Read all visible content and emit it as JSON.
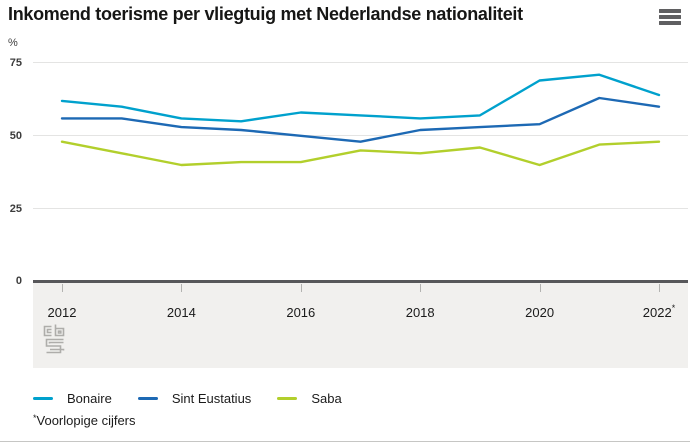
{
  "header": {
    "title": "Inkomend toerisme per vliegtuig met Nederlandse nationaliteit"
  },
  "chart_data": {
    "type": "line",
    "title": "Inkomend toerisme per vliegtuig met Nederlandse nationaliteit",
    "unit_label": "%",
    "xlabel": "",
    "ylabel": "%",
    "ylim": [
      0,
      78
    ],
    "grid": true,
    "legend_position": "bottom",
    "years": [
      2012,
      2013,
      2014,
      2015,
      2016,
      2017,
      2018,
      2019,
      2020,
      2021,
      2022
    ],
    "y_tick_labels": [
      "75",
      "50",
      "25",
      "0"
    ],
    "y_ticks": [
      75,
      50,
      25,
      0
    ],
    "x_ticks": [
      {
        "label": "2012"
      },
      {
        "label": "2014"
      },
      {
        "label": "2016"
      },
      {
        "label": "2018"
      },
      {
        "label": "2020"
      },
      {
        "label": "2022",
        "sup": "*"
      }
    ],
    "series": [
      {
        "name": "Bonaire",
        "color": "#00a1cd",
        "values": [
          62,
          60,
          56,
          55,
          58,
          57,
          56,
          57,
          69,
          71,
          64
        ]
      },
      {
        "name": "Sint Eustatius",
        "color": "#1d69b4",
        "values": [
          56,
          56,
          53,
          52,
          50,
          48,
          52,
          53,
          54,
          63,
          60
        ]
      },
      {
        "name": "Saba",
        "color": "#b2cf2c",
        "values": [
          48,
          44,
          40,
          41,
          41,
          45,
          44,
          46,
          40,
          47,
          48
        ]
      }
    ],
    "footnote": "*Voorlopige cijfers"
  },
  "footer": {
    "footnote_marker": "*",
    "footnote_text": "Voorlopige cijfers"
  },
  "colors": {
    "axis": "#57575a",
    "gridline": "#e4e4e3",
    "panel_background": "#f1f0ee",
    "menu_icon": "#5f5f61",
    "logo": "#aeadaa"
  }
}
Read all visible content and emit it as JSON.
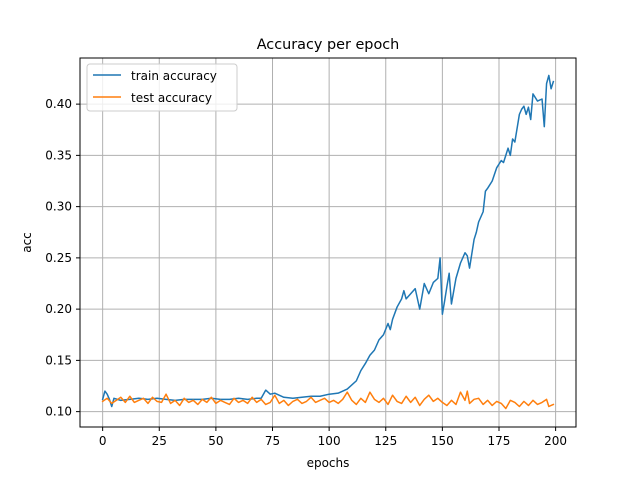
{
  "chart_data": {
    "type": "line",
    "title": "Accuracy per epoch",
    "xlabel": "epochs",
    "ylabel": "acc",
    "xlim": [
      -10,
      209
    ],
    "ylim": [
      0.085,
      0.445
    ],
    "xticks": [
      0,
      25,
      50,
      75,
      100,
      125,
      150,
      175,
      200
    ],
    "xtick_labels": [
      "0",
      "25",
      "50",
      "75",
      "100",
      "125",
      "150",
      "175",
      "200"
    ],
    "yticks": [
      0.1,
      0.15,
      0.2,
      0.25,
      0.3,
      0.35,
      0.4
    ],
    "ytick_labels": [
      "0.10",
      "0.15",
      "0.20",
      "0.25",
      "0.30",
      "0.35",
      "0.40"
    ],
    "grid": true,
    "legend_position": "top-left",
    "series": [
      {
        "name": "train accuracy",
        "color": "#1f77b4",
        "keypoints": [
          [
            0,
            0.112
          ],
          [
            1,
            0.12
          ],
          [
            2,
            0.117
          ],
          [
            3,
            0.112
          ],
          [
            4,
            0.105
          ],
          [
            5,
            0.113
          ],
          [
            8,
            0.111
          ],
          [
            12,
            0.112
          ],
          [
            16,
            0.113
          ],
          [
            20,
            0.112
          ],
          [
            24,
            0.113
          ],
          [
            28,
            0.112
          ],
          [
            32,
            0.111
          ],
          [
            36,
            0.112
          ],
          [
            40,
            0.112
          ],
          [
            44,
            0.112
          ],
          [
            48,
            0.113
          ],
          [
            52,
            0.112
          ],
          [
            56,
            0.112
          ],
          [
            60,
            0.113
          ],
          [
            64,
            0.112
          ],
          [
            68,
            0.113
          ],
          [
            70,
            0.113
          ],
          [
            72,
            0.121
          ],
          [
            74,
            0.117
          ],
          [
            76,
            0.118
          ],
          [
            80,
            0.114
          ],
          [
            84,
            0.113
          ],
          [
            88,
            0.114
          ],
          [
            92,
            0.115
          ],
          [
            96,
            0.115
          ],
          [
            100,
            0.117
          ],
          [
            104,
            0.118
          ],
          [
            108,
            0.122
          ],
          [
            112,
            0.13
          ],
          [
            114,
            0.14
          ],
          [
            116,
            0.147
          ],
          [
            118,
            0.155
          ],
          [
            120,
            0.16
          ],
          [
            122,
            0.17
          ],
          [
            124,
            0.175
          ],
          [
            126,
            0.186
          ],
          [
            127,
            0.18
          ],
          [
            128,
            0.19
          ],
          [
            130,
            0.202
          ],
          [
            132,
            0.21
          ],
          [
            133,
            0.218
          ],
          [
            134,
            0.21
          ],
          [
            136,
            0.215
          ],
          [
            138,
            0.22
          ],
          [
            140,
            0.2
          ],
          [
            142,
            0.225
          ],
          [
            144,
            0.215
          ],
          [
            146,
            0.226
          ],
          [
            148,
            0.23
          ],
          [
            149,
            0.25
          ],
          [
            150,
            0.195
          ],
          [
            151,
            0.208
          ],
          [
            152,
            0.222
          ],
          [
            153,
            0.235
          ],
          [
            154,
            0.205
          ],
          [
            156,
            0.23
          ],
          [
            158,
            0.245
          ],
          [
            159,
            0.25
          ],
          [
            160,
            0.255
          ],
          [
            161,
            0.252
          ],
          [
            162,
            0.24
          ],
          [
            164,
            0.268
          ],
          [
            165,
            0.275
          ],
          [
            166,
            0.285
          ],
          [
            168,
            0.295
          ],
          [
            169,
            0.315
          ],
          [
            170,
            0.318
          ],
          [
            172,
            0.325
          ],
          [
            174,
            0.338
          ],
          [
            176,
            0.345
          ],
          [
            177,
            0.343
          ],
          [
            178,
            0.35
          ],
          [
            179,
            0.357
          ],
          [
            180,
            0.35
          ],
          [
            181,
            0.366
          ],
          [
            182,
            0.363
          ],
          [
            184,
            0.39
          ],
          [
            185,
            0.395
          ],
          [
            186,
            0.398
          ],
          [
            187,
            0.39
          ],
          [
            188,
            0.397
          ],
          [
            189,
            0.385
          ],
          [
            190,
            0.41
          ],
          [
            192,
            0.403
          ],
          [
            194,
            0.405
          ],
          [
            195,
            0.378
          ],
          [
            196,
            0.42
          ],
          [
            197,
            0.428
          ],
          [
            198,
            0.415
          ],
          [
            199,
            0.422
          ]
        ]
      },
      {
        "name": "test accuracy",
        "color": "#ff7f0e",
        "keypoints": [
          [
            0,
            0.11
          ],
          [
            2,
            0.113
          ],
          [
            4,
            0.108
          ],
          [
            6,
            0.111
          ],
          [
            8,
            0.114
          ],
          [
            10,
            0.109
          ],
          [
            12,
            0.115
          ],
          [
            14,
            0.109
          ],
          [
            16,
            0.111
          ],
          [
            18,
            0.113
          ],
          [
            20,
            0.108
          ],
          [
            22,
            0.114
          ],
          [
            24,
            0.11
          ],
          [
            26,
            0.109
          ],
          [
            28,
            0.117
          ],
          [
            30,
            0.108
          ],
          [
            32,
            0.111
          ],
          [
            34,
            0.106
          ],
          [
            36,
            0.113
          ],
          [
            38,
            0.109
          ],
          [
            40,
            0.111
          ],
          [
            42,
            0.107
          ],
          [
            44,
            0.112
          ],
          [
            46,
            0.109
          ],
          [
            48,
            0.114
          ],
          [
            50,
            0.108
          ],
          [
            52,
            0.111
          ],
          [
            54,
            0.109
          ],
          [
            56,
            0.107
          ],
          [
            58,
            0.113
          ],
          [
            60,
            0.109
          ],
          [
            62,
            0.111
          ],
          [
            64,
            0.108
          ],
          [
            66,
            0.114
          ],
          [
            68,
            0.109
          ],
          [
            70,
            0.112
          ],
          [
            72,
            0.107
          ],
          [
            74,
            0.109
          ],
          [
            76,
            0.116
          ],
          [
            78,
            0.108
          ],
          [
            80,
            0.111
          ],
          [
            82,
            0.106
          ],
          [
            84,
            0.11
          ],
          [
            86,
            0.112
          ],
          [
            88,
            0.108
          ],
          [
            90,
            0.11
          ],
          [
            92,
            0.114
          ],
          [
            94,
            0.109
          ],
          [
            96,
            0.111
          ],
          [
            98,
            0.113
          ],
          [
            100,
            0.109
          ],
          [
            102,
            0.111
          ],
          [
            104,
            0.108
          ],
          [
            106,
            0.112
          ],
          [
            108,
            0.119
          ],
          [
            110,
            0.111
          ],
          [
            112,
            0.107
          ],
          [
            114,
            0.113
          ],
          [
            116,
            0.109
          ],
          [
            118,
            0.119
          ],
          [
            120,
            0.112
          ],
          [
            122,
            0.109
          ],
          [
            124,
            0.113
          ],
          [
            126,
            0.107
          ],
          [
            128,
            0.116
          ],
          [
            130,
            0.11
          ],
          [
            132,
            0.108
          ],
          [
            134,
            0.115
          ],
          [
            136,
            0.109
          ],
          [
            138,
            0.114
          ],
          [
            140,
            0.106
          ],
          [
            142,
            0.112
          ],
          [
            144,
            0.116
          ],
          [
            146,
            0.11
          ],
          [
            148,
            0.113
          ],
          [
            150,
            0.109
          ],
          [
            152,
            0.106
          ],
          [
            154,
            0.111
          ],
          [
            156,
            0.107
          ],
          [
            158,
            0.119
          ],
          [
            160,
            0.111
          ],
          [
            161,
            0.12
          ],
          [
            162,
            0.108
          ],
          [
            164,
            0.112
          ],
          [
            166,
            0.113
          ],
          [
            168,
            0.107
          ],
          [
            170,
            0.111
          ],
          [
            172,
            0.106
          ],
          [
            174,
            0.11
          ],
          [
            176,
            0.108
          ],
          [
            178,
            0.103
          ],
          [
            180,
            0.111
          ],
          [
            182,
            0.109
          ],
          [
            184,
            0.105
          ],
          [
            186,
            0.11
          ],
          [
            188,
            0.106
          ],
          [
            190,
            0.111
          ],
          [
            192,
            0.107
          ],
          [
            194,
            0.109
          ],
          [
            196,
            0.112
          ],
          [
            197,
            0.105
          ],
          [
            198,
            0.106
          ],
          [
            199,
            0.107
          ]
        ]
      }
    ]
  }
}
------------------------------------------------
### [Task directions]
Using the records above, list each line that includes "vliegtuig".

### [Answer]
    "title": "Inkomend toerisme per vliegtuig met Nederlandse nationaliteit"
    "title": "Inkomend toerisme per vliegtuig met Nederlandse nationaliteit",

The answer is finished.